● Problem to solve
From the entries below, copy every line holding the word "問題番号No".
--- --- ---
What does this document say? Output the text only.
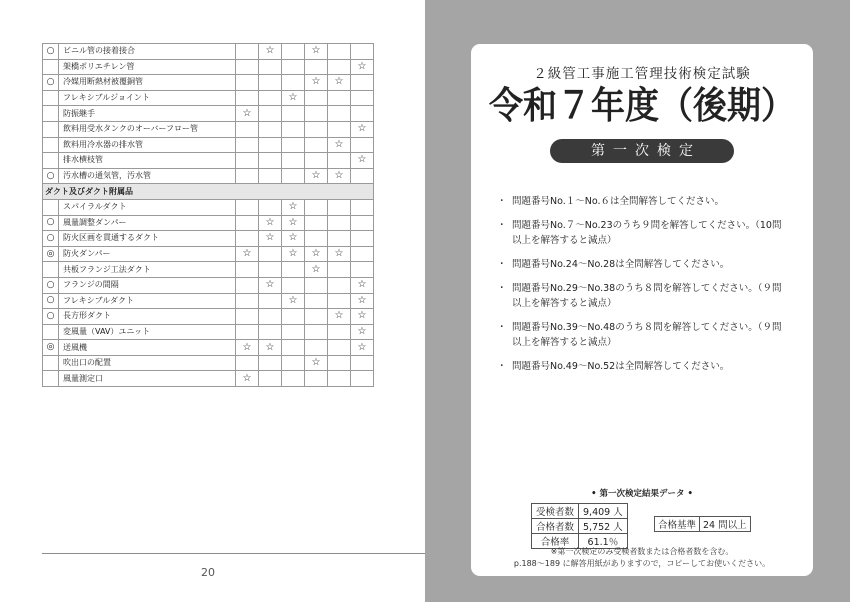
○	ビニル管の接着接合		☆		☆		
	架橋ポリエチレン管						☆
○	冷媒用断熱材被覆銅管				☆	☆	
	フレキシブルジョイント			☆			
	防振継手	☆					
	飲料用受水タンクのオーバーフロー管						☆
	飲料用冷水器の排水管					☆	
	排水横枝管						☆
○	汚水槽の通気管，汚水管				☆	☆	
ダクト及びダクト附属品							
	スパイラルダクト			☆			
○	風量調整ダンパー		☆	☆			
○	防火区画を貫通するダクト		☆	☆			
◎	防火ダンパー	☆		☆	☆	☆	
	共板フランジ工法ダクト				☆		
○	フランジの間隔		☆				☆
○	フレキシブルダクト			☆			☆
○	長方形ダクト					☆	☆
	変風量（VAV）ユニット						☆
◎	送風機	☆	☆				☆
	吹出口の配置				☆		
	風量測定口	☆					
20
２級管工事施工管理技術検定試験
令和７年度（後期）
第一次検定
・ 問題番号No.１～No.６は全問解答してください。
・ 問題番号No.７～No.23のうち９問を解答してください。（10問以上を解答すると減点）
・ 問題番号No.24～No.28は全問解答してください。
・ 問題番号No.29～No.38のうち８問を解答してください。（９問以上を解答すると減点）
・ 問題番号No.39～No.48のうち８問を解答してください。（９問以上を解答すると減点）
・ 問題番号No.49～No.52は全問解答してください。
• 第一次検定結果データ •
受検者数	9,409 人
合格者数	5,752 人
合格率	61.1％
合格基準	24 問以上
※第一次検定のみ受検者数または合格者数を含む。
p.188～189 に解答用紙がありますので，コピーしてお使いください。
--- --- ---
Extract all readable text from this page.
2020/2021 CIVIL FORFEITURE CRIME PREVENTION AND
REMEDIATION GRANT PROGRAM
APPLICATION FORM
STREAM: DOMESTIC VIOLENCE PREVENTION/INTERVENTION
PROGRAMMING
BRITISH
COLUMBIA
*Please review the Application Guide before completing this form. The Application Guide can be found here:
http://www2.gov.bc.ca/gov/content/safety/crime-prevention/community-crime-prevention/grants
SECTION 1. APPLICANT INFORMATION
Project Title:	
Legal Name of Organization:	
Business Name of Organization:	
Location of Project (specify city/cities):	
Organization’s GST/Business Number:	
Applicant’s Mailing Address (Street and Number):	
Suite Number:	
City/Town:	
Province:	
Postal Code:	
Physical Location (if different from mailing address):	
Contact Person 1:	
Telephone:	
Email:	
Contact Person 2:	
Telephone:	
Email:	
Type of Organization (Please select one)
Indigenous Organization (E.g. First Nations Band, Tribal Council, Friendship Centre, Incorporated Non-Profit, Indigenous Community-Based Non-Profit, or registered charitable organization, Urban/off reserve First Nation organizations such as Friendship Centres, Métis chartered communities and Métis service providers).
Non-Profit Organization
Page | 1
--- --- ---
● Problem solution
・ 問題番号No.１～No.６は全問解答してください。
・ 問題番号No.７～No.23のうち９問を解答してください。（10問以上を解答すると減点）
・ 問題番号No.24～No.28は全問解答してください。
・ 問題番号No.29～No.38のうち８問を解答してください。（９問以上を解答すると減点）
・ 問題番号No.39～No.48のうち８問を解答してください。（９問以上を解答すると減点）
・ 問題番号No.49～No.52は全問解答してください。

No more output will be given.